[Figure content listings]
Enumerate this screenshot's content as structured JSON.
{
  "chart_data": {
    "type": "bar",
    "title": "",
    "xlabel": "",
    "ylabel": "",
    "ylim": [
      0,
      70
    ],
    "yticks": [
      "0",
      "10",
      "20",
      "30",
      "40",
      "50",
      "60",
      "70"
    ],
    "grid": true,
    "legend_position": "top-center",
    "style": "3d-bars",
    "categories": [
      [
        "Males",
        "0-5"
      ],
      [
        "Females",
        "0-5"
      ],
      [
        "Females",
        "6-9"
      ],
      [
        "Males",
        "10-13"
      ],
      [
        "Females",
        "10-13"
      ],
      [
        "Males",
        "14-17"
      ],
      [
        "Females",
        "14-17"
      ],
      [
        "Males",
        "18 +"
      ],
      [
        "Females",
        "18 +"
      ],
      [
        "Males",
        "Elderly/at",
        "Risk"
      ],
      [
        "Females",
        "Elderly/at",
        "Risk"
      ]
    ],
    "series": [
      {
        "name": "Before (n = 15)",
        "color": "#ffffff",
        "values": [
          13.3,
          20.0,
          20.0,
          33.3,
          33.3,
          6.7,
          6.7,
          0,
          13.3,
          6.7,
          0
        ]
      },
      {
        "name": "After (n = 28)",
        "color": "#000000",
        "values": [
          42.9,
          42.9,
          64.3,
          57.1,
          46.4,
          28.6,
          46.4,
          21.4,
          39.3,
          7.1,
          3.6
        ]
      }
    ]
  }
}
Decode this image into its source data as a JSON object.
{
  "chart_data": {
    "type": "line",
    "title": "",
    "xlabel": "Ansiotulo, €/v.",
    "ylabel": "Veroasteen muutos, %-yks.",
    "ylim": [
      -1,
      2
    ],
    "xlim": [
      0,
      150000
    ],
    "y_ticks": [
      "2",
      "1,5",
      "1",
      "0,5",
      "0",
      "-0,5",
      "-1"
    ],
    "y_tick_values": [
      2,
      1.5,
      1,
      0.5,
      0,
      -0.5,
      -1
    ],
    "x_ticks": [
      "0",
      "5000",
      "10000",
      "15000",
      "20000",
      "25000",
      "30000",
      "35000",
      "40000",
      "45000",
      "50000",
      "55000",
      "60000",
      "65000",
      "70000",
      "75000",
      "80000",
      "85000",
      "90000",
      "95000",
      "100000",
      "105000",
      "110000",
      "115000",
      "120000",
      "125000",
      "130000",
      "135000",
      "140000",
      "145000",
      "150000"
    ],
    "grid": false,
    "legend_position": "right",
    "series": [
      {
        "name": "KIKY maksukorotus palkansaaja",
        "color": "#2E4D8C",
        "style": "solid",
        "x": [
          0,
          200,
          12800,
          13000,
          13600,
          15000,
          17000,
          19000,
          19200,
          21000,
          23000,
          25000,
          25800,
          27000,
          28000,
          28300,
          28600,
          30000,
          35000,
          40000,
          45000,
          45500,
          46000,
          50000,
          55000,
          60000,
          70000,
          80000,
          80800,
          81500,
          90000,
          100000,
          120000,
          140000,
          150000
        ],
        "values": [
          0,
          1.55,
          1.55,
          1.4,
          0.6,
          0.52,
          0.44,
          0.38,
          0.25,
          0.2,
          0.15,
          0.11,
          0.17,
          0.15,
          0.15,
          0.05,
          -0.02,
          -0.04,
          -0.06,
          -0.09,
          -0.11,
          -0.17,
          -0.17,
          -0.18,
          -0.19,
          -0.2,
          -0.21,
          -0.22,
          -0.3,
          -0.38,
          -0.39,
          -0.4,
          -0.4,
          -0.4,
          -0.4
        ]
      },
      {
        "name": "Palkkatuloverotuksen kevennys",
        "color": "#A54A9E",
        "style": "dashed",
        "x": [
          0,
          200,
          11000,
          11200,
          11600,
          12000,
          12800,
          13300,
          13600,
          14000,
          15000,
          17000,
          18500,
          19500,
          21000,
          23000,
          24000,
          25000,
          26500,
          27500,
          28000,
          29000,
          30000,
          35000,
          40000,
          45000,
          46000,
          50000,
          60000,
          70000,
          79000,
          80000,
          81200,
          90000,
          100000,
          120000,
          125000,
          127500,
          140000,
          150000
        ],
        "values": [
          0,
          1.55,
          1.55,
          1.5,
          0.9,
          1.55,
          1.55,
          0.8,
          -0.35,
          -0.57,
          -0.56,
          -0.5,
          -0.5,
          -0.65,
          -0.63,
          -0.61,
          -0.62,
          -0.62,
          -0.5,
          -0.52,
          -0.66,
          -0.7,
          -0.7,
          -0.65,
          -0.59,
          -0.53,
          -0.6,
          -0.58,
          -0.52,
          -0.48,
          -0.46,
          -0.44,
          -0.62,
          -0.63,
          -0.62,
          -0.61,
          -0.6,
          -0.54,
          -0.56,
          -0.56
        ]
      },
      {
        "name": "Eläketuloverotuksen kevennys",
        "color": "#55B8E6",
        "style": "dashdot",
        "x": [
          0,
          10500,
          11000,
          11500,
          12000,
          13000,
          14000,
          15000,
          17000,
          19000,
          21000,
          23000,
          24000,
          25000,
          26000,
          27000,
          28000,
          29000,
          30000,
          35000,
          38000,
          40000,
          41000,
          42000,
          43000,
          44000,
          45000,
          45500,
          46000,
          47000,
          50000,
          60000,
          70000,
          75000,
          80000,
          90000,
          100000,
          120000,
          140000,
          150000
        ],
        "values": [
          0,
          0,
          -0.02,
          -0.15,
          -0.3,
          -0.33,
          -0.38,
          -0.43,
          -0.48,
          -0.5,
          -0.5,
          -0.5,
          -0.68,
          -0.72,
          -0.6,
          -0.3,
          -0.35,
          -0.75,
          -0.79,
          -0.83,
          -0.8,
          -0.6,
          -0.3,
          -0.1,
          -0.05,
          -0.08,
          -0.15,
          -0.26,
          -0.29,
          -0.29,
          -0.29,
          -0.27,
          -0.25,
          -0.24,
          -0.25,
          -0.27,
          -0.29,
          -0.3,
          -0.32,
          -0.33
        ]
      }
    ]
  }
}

Stated problem:
Report each line in the preceding entries that holds the string "JSON".

Answer for this exercise:
Enumerate this screenshot's content as structured JSON.
Decode this image into its source data as a JSON object.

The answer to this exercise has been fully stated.